[Direction] Where a line in the listing contains the string "marker", copy that line out.

[The data]
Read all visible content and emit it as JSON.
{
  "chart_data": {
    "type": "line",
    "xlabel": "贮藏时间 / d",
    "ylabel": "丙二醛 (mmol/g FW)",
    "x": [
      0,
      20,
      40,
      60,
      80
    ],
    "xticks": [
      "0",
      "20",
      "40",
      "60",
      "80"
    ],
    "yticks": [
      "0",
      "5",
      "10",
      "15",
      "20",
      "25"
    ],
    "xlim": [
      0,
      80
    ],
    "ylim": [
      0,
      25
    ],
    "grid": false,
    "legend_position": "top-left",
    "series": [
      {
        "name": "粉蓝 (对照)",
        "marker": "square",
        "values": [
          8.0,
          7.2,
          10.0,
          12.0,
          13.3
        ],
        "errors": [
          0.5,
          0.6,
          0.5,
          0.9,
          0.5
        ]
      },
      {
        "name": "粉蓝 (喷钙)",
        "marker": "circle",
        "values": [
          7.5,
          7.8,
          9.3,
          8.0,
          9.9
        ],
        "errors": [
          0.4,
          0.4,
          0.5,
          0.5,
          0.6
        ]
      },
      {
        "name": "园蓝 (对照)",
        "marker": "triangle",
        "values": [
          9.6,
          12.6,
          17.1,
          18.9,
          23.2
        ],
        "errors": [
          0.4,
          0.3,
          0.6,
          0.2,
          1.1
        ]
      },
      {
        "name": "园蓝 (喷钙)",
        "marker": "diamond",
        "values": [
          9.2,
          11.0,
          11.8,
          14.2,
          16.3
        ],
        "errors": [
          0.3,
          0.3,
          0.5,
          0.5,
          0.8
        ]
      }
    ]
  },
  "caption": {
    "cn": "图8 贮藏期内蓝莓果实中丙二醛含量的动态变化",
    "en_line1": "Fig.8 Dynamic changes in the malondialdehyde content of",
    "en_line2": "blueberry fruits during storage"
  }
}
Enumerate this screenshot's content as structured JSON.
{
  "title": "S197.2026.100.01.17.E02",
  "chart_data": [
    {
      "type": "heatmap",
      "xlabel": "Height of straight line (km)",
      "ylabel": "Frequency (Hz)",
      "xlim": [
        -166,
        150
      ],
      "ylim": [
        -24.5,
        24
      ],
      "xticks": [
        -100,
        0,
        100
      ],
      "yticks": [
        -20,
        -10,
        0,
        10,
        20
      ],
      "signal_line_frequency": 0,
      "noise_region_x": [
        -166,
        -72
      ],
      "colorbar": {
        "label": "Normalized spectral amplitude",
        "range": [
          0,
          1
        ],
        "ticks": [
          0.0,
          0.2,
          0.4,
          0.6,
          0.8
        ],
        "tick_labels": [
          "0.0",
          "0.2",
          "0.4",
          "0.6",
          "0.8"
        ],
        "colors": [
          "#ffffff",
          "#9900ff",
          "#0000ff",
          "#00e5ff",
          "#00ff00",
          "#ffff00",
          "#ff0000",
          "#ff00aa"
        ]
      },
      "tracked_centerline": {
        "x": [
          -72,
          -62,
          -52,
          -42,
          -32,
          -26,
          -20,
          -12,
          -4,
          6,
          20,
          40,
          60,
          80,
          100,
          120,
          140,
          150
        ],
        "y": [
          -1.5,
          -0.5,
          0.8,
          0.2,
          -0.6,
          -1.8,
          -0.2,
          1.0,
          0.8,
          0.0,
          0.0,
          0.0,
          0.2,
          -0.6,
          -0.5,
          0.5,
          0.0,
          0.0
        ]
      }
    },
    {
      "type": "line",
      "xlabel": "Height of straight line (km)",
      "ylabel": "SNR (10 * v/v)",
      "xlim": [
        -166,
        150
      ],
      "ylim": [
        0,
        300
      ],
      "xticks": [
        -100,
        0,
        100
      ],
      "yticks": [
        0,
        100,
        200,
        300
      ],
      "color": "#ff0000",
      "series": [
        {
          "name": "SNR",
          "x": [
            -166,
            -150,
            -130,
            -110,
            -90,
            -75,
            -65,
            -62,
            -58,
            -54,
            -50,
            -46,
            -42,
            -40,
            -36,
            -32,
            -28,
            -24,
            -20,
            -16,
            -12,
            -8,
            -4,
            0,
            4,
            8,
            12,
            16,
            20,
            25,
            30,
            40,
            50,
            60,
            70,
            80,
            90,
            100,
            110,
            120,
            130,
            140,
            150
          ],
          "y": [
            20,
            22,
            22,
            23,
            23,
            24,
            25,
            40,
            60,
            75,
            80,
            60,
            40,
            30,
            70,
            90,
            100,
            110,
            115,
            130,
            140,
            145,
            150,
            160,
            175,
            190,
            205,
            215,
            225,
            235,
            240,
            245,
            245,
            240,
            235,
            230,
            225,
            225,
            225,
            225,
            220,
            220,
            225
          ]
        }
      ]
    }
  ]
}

[Complete response]
        "marker": "square",
        "marker": "circle",
        "marker": "triangle",
        "marker": "diamond",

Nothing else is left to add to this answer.